-- Start Passage given --

For example, the subjects preference to take showers vs. baths is an extremely reliable measure of self-esteem. Do we know why? No. Do we care? Not really. All that is proven is that this correlation is a statistically reliable predictor of feelings of self-worth. We see the exact same scientific principle applied to Oracle data mining (ODM) tools. For example, we might find-out that people with red hair buy a disproportionate amount of skin care products. Knowing "why" is not important. What's important is knowing that the data supports the assertion. Also useful is the book "Unobtrusive Measures", which shows creative techniques for finding "hidden" significant metrics.

In sum, rules don't have to be proven true to be statistically reliable, and exceptions do not make the rule invalid. For example, if two out of every 1,000 read-haired people don't buy skin care products, we still have a model with a 99% predictive quality.

Some possible Rules for your AI engine:

To get you started, here is a list of possible conditions that may contribute to table/index fragmentation. Remember, you don't need to pre-justify your rule set. The only thing that counts is that your rules make accurate predictions.

Index fast full scans will run faster after index reorganization whenever the “density” of the index entries becomes greater. In other words, it takes less time to read 100,000 entries from a 100 block index than reading the entries from a 500 block index.

-- End Passage given --

◆ **Short problem**
Answer these from the passage on predictive rules and index fragmentation:
(a) What preference does it call an extremely reliable measure of self-esteem?
(b) Which book does it cite for techniques to find "hidden" significant metrics?
(c) Does reading 100,000 entries take less time from a 100 block index or from a 500 block index?

-- Start Dataset entries --

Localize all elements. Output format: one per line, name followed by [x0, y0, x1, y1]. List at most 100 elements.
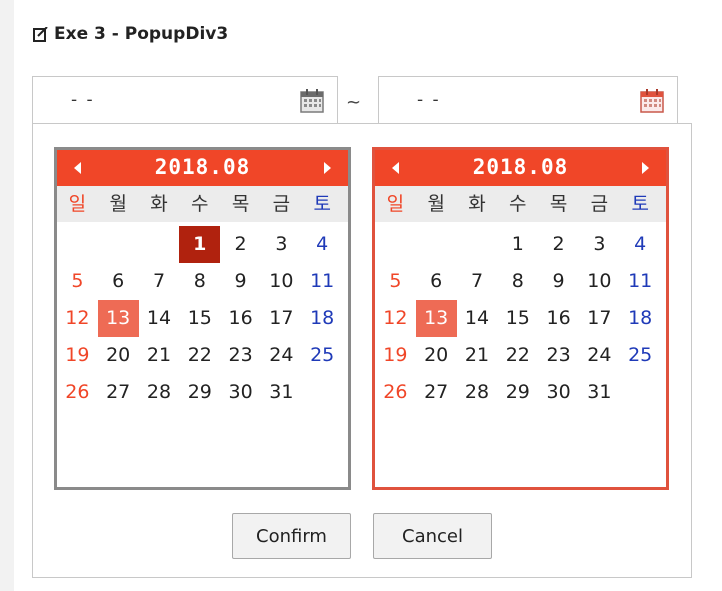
calendar-day-9[interactable]: 9	[538, 263, 579, 300]
day-grid: 1 2 3 4 5 6 7 8 9 10 11 12 13 14 15 16 17 18 19 20 21 22 23 24 2…	[57, 222, 348, 411]
edit-icon	[33, 26, 48, 42]
calendar-day-3[interactable]: 3	[261, 226, 302, 263]
end-date-input[interactable]: - -	[378, 76, 678, 124]
calendar-day-12[interactable]: 12	[57, 300, 98, 337]
empty-day-cell	[416, 226, 457, 263]
calendar-day-5[interactable]: 5	[375, 263, 416, 300]
calendar-day-16[interactable]: 16	[538, 300, 579, 337]
calendar-day-1[interactable]: 1	[497, 226, 538, 263]
calendar-day-31[interactable]: 31	[579, 374, 620, 411]
calendar-day-8[interactable]: 8	[497, 263, 538, 300]
calendar-day-23[interactable]: 23	[220, 337, 261, 374]
weekday-thu: 목	[231, 193, 250, 215]
calendar-day-20[interactable]: 20	[98, 337, 139, 374]
calendar-day-24[interactable]: 24	[261, 337, 302, 374]
calendar-day-10[interactable]: 10	[261, 263, 302, 300]
weekday-sat: 토	[313, 193, 331, 215]
calendar-day-19[interactable]: 19	[57, 337, 98, 374]
calendar-day-12[interactable]: 12	[375, 300, 416, 337]
calendar-day-22[interactable]: 22	[179, 337, 220, 374]
empty-day-cell	[57, 226, 98, 263]
triangle-right-icon[interactable]	[324, 162, 331, 174]
calendar-day-2[interactable]: 2	[220, 226, 261, 263]
weekday-row: 일 월 화 수 목 금 토	[375, 186, 666, 222]
calendar-day-16[interactable]: 16	[220, 300, 261, 337]
empty-day-cell	[375, 226, 416, 263]
day-grid: 1 2 3 4 5 6 7 8 9 10 11 12 13 14 15 16 17 18 19 20 21 22 23 24 2…	[375, 222, 666, 411]
calendar-day-15[interactable]: 15	[497, 300, 538, 337]
calendar-day-24[interactable]: 24	[579, 337, 620, 374]
weekday-wed: 수	[509, 193, 527, 215]
calendar-day-27[interactable]: 27	[98, 374, 139, 411]
calendar-day-26[interactable]: 26	[57, 374, 98, 411]
calendar-day-1[interactable]: 1	[179, 226, 221, 263]
calendar-day-20[interactable]: 20	[416, 337, 457, 374]
calendar-day-27[interactable]: 27	[416, 374, 457, 411]
calendar-month-label: 2018.08	[472, 155, 569, 179]
calendar-day-14[interactable]: 14	[457, 300, 498, 337]
calendar-day-23[interactable]: 23	[538, 337, 579, 374]
calendar-day-7[interactable]: 7	[139, 263, 180, 300]
weekday-fri: 금	[272, 193, 291, 215]
page-title-row: Exe 3 - PopupDiv3	[33, 24, 228, 44]
weekday-sun: 일	[68, 193, 87, 215]
confirm-button[interactable]: Confirm	[232, 513, 351, 559]
weekday-sun: 일	[386, 193, 405, 215]
calendar-day-28[interactable]: 28	[457, 374, 498, 411]
calendar-month-label: 2018.08	[154, 155, 251, 179]
start-calendar: 2018.08 일 월 화 수 목 금 토 1 2 3 4 5 6 7 8 9 10 11 12 13 1…	[54, 147, 351, 490]
calendar-day-25[interactable]: 25	[620, 337, 661, 374]
end-date-value: - -	[417, 90, 441, 110]
start-date-input[interactable]: - -	[32, 76, 338, 124]
calendar-day-19[interactable]: 19	[375, 337, 416, 374]
weekday-mon: 월	[427, 193, 445, 215]
calendar-day-11[interactable]: 11	[302, 263, 343, 300]
calendar-day-29[interactable]: 29	[497, 374, 538, 411]
calendar-day-21[interactable]: 21	[457, 337, 498, 374]
triangle-right-icon[interactable]	[642, 162, 649, 174]
calendar-day-31[interactable]: 31	[261, 374, 302, 411]
weekday-tue: 화	[468, 193, 486, 215]
calendar-day-25[interactable]: 25	[302, 337, 343, 374]
calendar-day-11[interactable]: 11	[620, 263, 661, 300]
start-date-value: - -	[71, 90, 95, 110]
calendar-day-6[interactable]: 6	[98, 263, 139, 300]
weekday-mon: 월	[109, 193, 127, 215]
calendar-day-4[interactable]: 4	[302, 226, 343, 263]
calendar-day-8[interactable]: 8	[179, 263, 220, 300]
calendar-day-18[interactable]: 18	[620, 300, 661, 337]
calendar-day-13[interactable]: 13	[97, 300, 139, 337]
calendar-header: 2018.08	[57, 150, 348, 186]
calendar-day-2[interactable]: 2	[538, 226, 579, 263]
calendar-day-28[interactable]: 28	[139, 374, 180, 411]
calendar-day-3[interactable]: 3	[579, 226, 620, 263]
calendar-day-10[interactable]: 10	[579, 263, 620, 300]
calendar-day-6[interactable]: 6	[416, 263, 457, 300]
calendar-day-17[interactable]: 17	[261, 300, 302, 337]
calendar-header: 2018.08	[375, 150, 666, 186]
calendar-day-13[interactable]: 13	[415, 300, 457, 337]
calendar-day-29[interactable]: 29	[179, 374, 220, 411]
calendar-day-17[interactable]: 17	[579, 300, 620, 337]
calendar-icon[interactable]	[299, 88, 325, 114]
calendar-icon[interactable]	[639, 88, 665, 114]
calendar-day-30[interactable]: 30	[538, 374, 579, 411]
calendar-day-15[interactable]: 15	[179, 300, 220, 337]
calendar-day-21[interactable]: 21	[139, 337, 180, 374]
calendar-day-18[interactable]: 18	[302, 300, 343, 337]
calendar-day-30[interactable]: 30	[220, 374, 261, 411]
calendar-day-4[interactable]: 4	[620, 226, 661, 263]
weekday-sat: 토	[631, 193, 649, 215]
calendar-day-9[interactable]: 9	[220, 263, 261, 300]
calendar-day-22[interactable]: 22	[497, 337, 538, 374]
weekday-tue: 화	[150, 193, 168, 215]
weekday-thu: 목	[549, 193, 568, 215]
calendar-day-5[interactable]: 5	[57, 263, 98, 300]
page-title: Exe 3 - PopupDiv3	[54, 24, 229, 44]
calendar-day-26[interactable]: 26	[375, 374, 416, 411]
empty-day-cell	[98, 226, 139, 263]
calendar-day-14[interactable]: 14	[139, 300, 180, 337]
weekday-row: 일 월 화 수 목 금 토	[57, 186, 348, 222]
cancel-button[interactable]: Cancel	[373, 513, 492, 559]
calendar-day-7[interactable]: 7	[457, 263, 498, 300]
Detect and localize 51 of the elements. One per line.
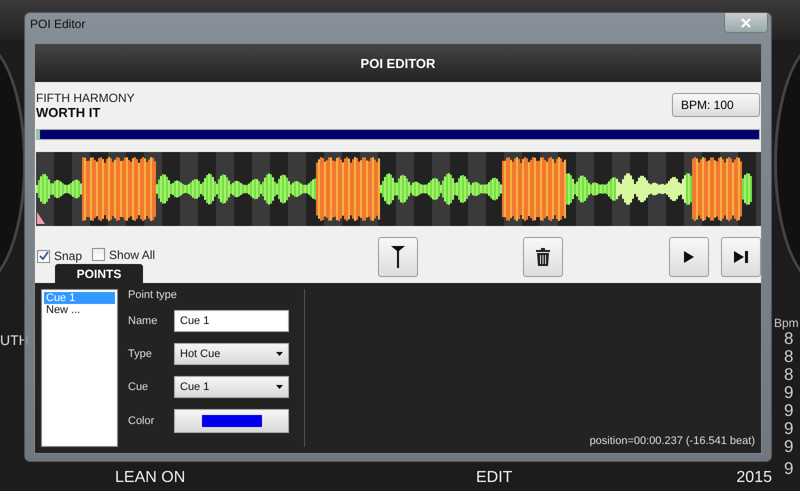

-- End Dataset entries --

◆ **Result of this task**
(a) Whether a person prefers showers or baths.
(b) "Unobtrusive Measures".
(c) From a 100 block index.